GIVEN TASK
Could you give the data below again, exactly and completely?

··· RECORDS FOR THE TASK ···

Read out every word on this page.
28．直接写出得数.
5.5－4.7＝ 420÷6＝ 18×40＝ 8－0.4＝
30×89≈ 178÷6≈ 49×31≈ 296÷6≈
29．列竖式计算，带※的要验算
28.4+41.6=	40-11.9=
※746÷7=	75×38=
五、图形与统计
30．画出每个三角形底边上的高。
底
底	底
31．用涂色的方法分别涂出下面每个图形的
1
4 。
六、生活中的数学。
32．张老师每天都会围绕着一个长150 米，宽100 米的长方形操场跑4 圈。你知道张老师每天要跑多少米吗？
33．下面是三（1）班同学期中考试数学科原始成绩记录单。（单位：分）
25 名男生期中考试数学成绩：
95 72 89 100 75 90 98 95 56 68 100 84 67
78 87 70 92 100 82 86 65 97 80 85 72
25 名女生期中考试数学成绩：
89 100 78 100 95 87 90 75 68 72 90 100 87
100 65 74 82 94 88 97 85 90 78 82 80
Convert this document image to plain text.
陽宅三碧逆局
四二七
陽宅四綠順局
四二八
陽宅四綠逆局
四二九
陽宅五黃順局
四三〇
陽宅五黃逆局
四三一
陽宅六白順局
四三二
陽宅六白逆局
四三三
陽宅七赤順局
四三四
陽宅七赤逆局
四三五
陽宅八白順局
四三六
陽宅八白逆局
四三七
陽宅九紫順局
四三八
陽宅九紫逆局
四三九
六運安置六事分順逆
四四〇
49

···

SOLUTION TO THE EXERCISE
Read out every word on this page.
28．直接写出得数.
5.5－4.7＝ 420÷6＝ 18×40＝ 8－0.4＝
30×89≈ 178÷6≈ 49×31≈ 296÷6≈
29．列竖式计算，带※的要验算
28.4+41.6=	40-11.9=
※746÷7=	75×38=
五、图形与统计
30．画出每个三角形底边上的高。
底
底	底
31．用涂色的方法分别涂出下面每个图形的
1
4 。
六、生活中的数学。
32．张老师每天都会围绕着一个长150 米，宽100 米的长方形操场跑4 圈。你知道张老师每天要跑多少米吗？
33．下面是三（1）班同学期中考试数学科原始成绩记录单。（单位：分）
25 名男生期中考试数学成绩：
95 72 89 100 75 90 98 95 56 68 100 84 67
78 87 70 92 100 82 86 65 97 80 85 72
25 名女生期中考试数学成绩：
89 100 78 100 95 87 90 75 68 72 90 100 87
100 65 74 82 94 88 97 85 90 78 82 80
Convert this document image to plain text.
陽宅三碧逆局
四二七
陽宅四綠順局
四二八
陽宅四綠逆局
四二九
陽宅五黃順局
四三〇
陽宅五黃逆局
四三一
陽宅六白順局
四三二
陽宅六白逆局
四三三
陽宅七赤順局
四三四
陽宅七赤逆局
四三五
陽宅八白順局
四三六
陽宅八白逆局
四三七
陽宅九紫順局
四三八
陽宅九紫逆局
四三九
六運安置六事分順逆
四四〇
49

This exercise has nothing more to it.